**Supplied material**
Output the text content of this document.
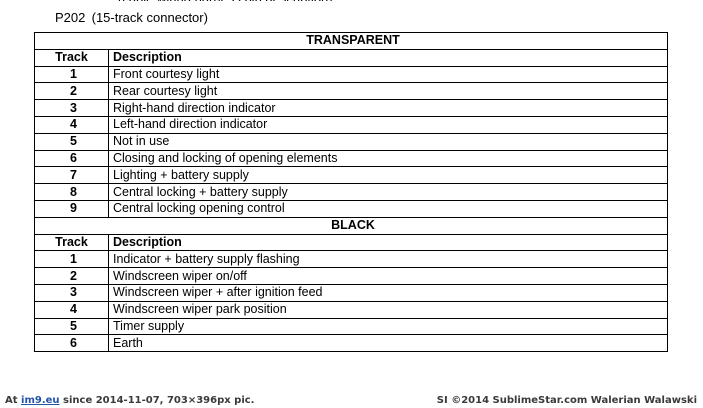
P202 (15-track connector)
TRANSPARENT	
Track	Description
1	Front courtesy light
2	Rear courtesy light
3	Right-hand direction indicator
4	Left-hand direction indicator
5	Not in use
6	Closing and locking of opening elements
7	Lighting + battery supply
8	Central locking + battery supply
9	Central locking opening control
BLACK	
Track	Description
1	Indicator + battery supply flashing
2	Windscreen wiper on/off
3	Windscreen wiper + after ignition feed
4	Windscreen wiper park position
5	Timer supply
6	Earth
At im9.eu since 2014-11-07, 703×396px pic.	SI ©2014 SublimeStar.com Walerian Walawski
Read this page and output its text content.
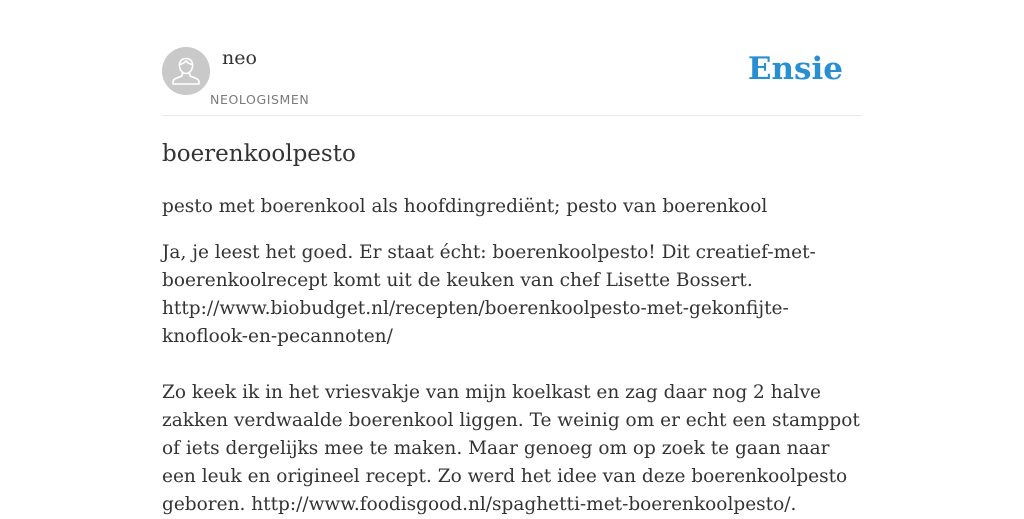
neo
NEOLOGISMEN
Ensie
boerenkoolpesto

pesto met boerenkool als hoofdingrediënt; pesto van boerenkool

Ja, je leest het goed. Er staat écht: boerenkoolpesto! Dit creatief-met-boerenkoolrecept komt uit de keuken van chef Lisette Bossert. http://www.biobudget.nl/recepten/boerenkoolpesto-met-gekonfijte-knoflook-en-pecannoten/

Zo keek ik in het vriesvakje van mijn koelkast en zag daar nog 2 halve zakken verdwaalde boerenkool liggen. Te weinig om er echt een stamppot of iets dergelijks mee te maken. Maar genoeg om op zoek te gaan naar een leuk en origineel recept. Zo werd het idee van deze boerenkoolpesto geboren. http://www.foodisgood.nl/spaghetti-met-boerenkoolpesto/.
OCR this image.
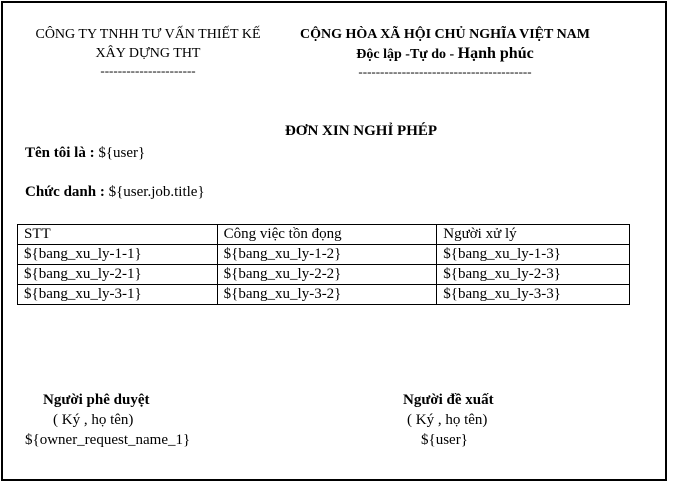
CÔNG TY TNHH TƯ VẤN THIẾT KẾ
XÂY DỰNG THT
----------------------
CỘNG HÒA XÃ HỘI CHỦ NGHĨA VIỆT NAM
Độc lập -Tự do - Hạnh phúc
----------------------------------------
ĐƠN XIN NGHỈ PHÉP
Tên tôi là : ${user}
Chức danh : ${user.job.title}
STT	Công việc tồn đọng	Người xử lý
${bang_xu_ly-1-1}	${bang_xu_ly-1-2}	${bang_xu_ly-1-3}
${bang_xu_ly-2-1}	${bang_xu_ly-2-2}	${bang_xu_ly-2-3}
${bang_xu_ly-3-1}	${bang_xu_ly-3-2}	${bang_xu_ly-3-3}
Người phê duyệt
( Ký , họ tên)
${owner_request_name_1}
Người đề xuất
( Ký , họ tên)
${user}
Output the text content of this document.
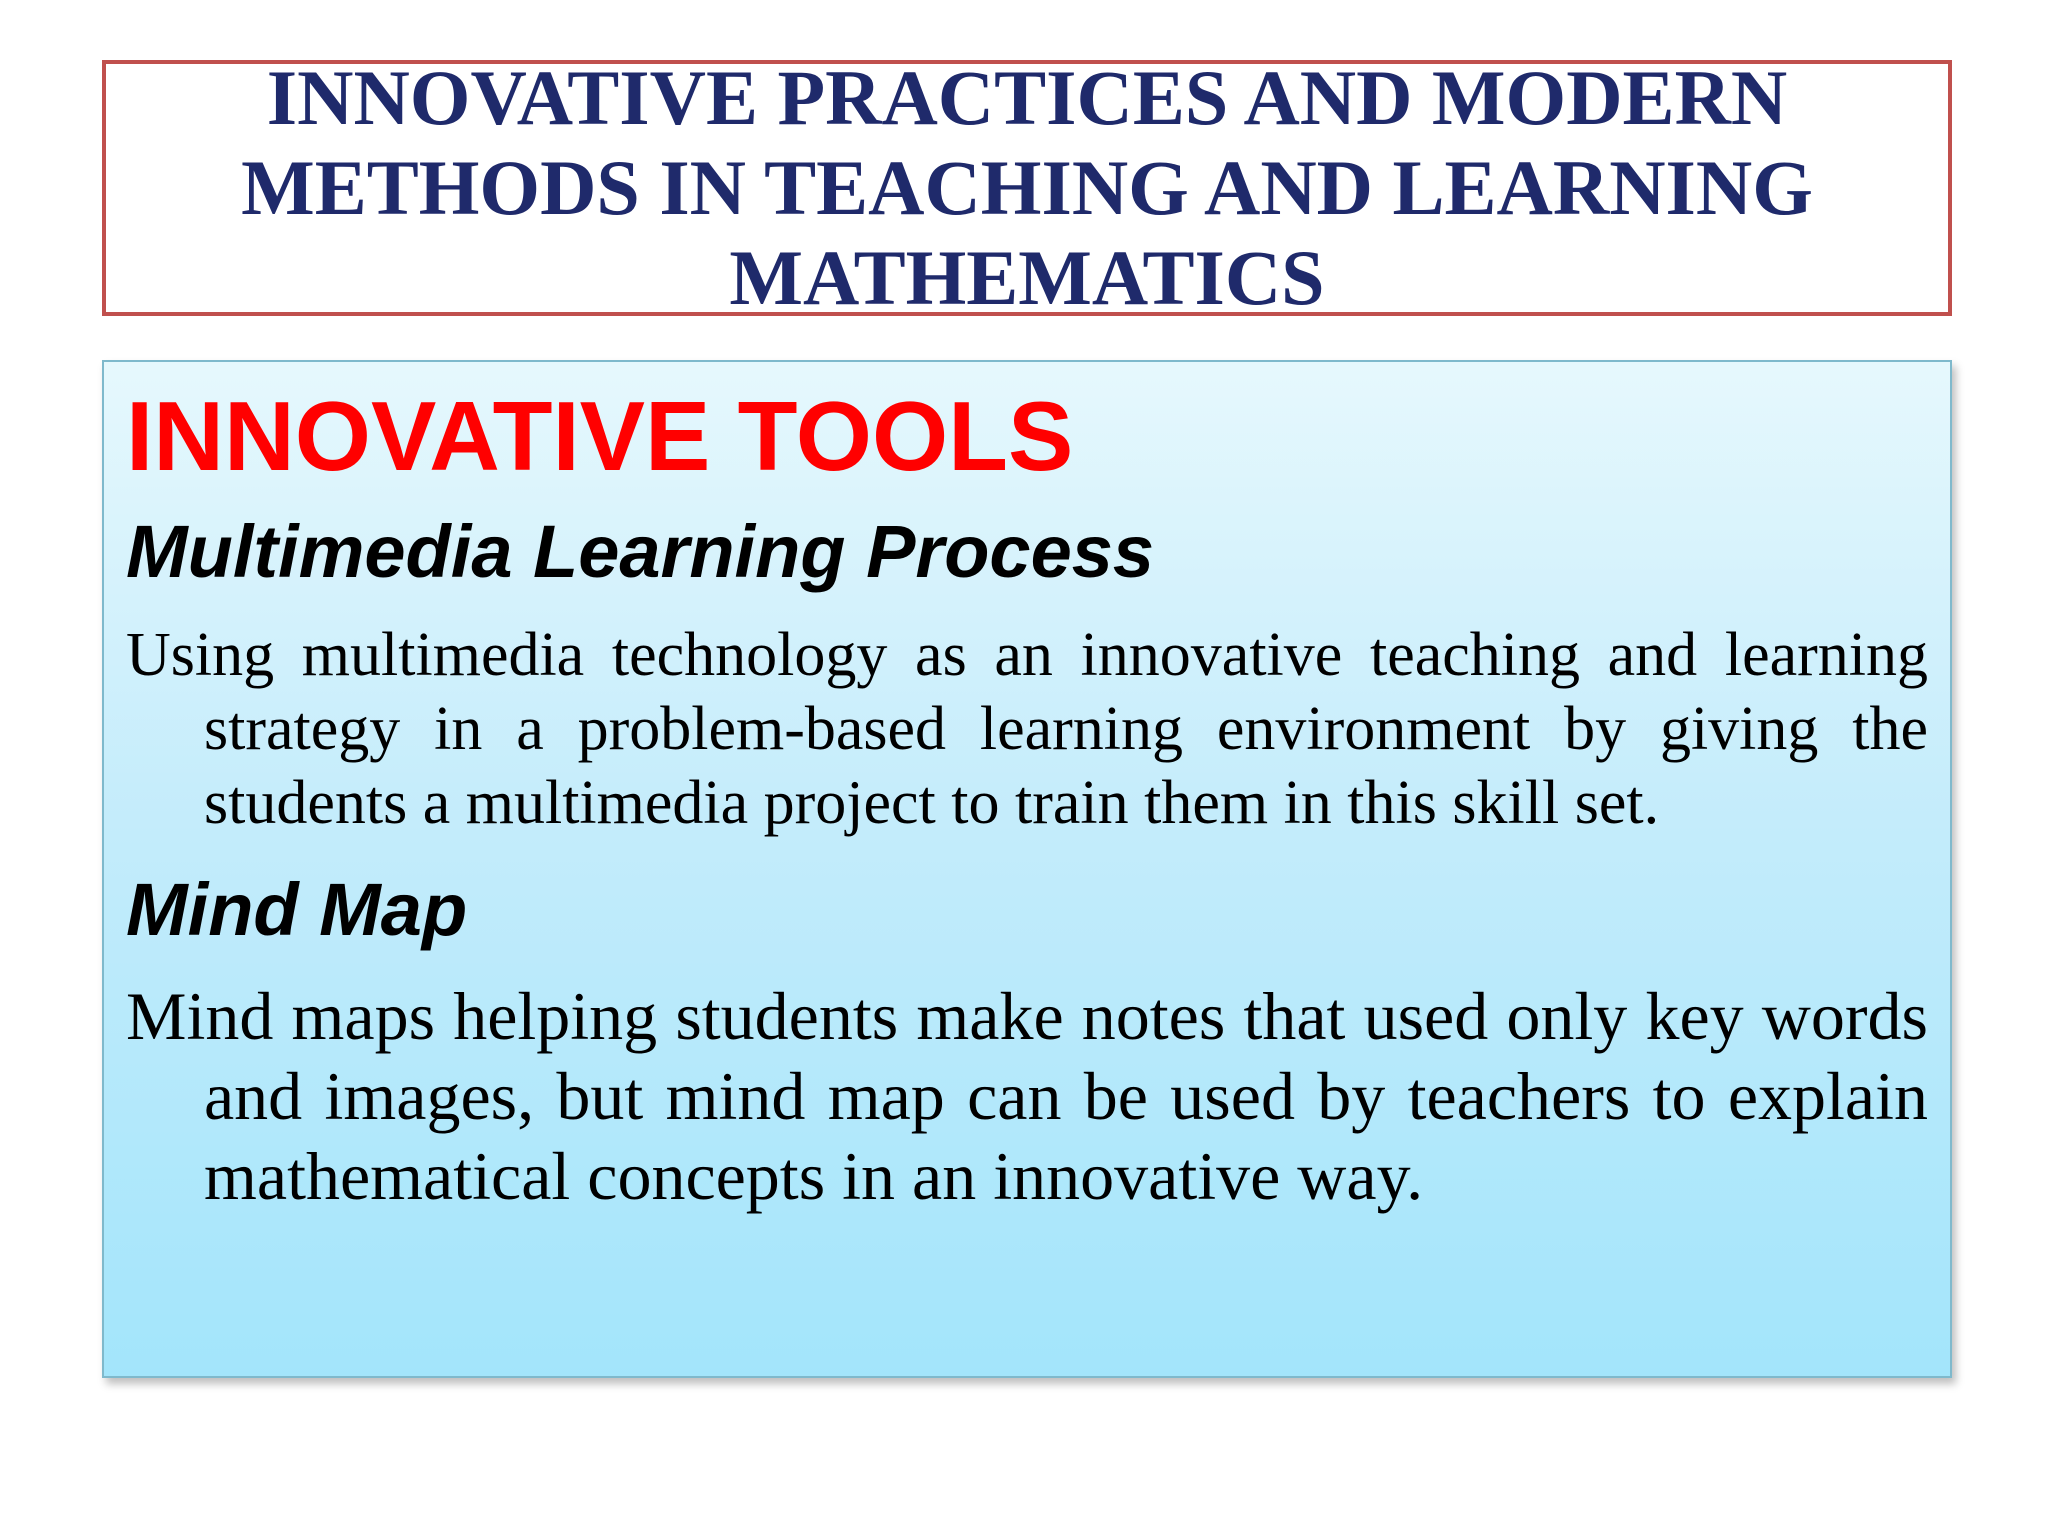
INNOVATIVE PRACTICES AND MODERN METHODS IN TEACHING AND LEARNING MATHEMATICS
INNOVATIVE TOOLS
Multimedia Learning Process

Using multimedia technology as an innovative teaching and learning strategy in a problem-based learning environment by giving the students a multimedia project to train them in this skill set.

Mind Map

Mind maps helping students make notes that used only key words and images, but mind map can be used by teachers to explain mathematical concepts in an innovative way.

**Given problem**
State how many lines in the entries above include the word "http"; reply with the number alone.

**Right answer**
2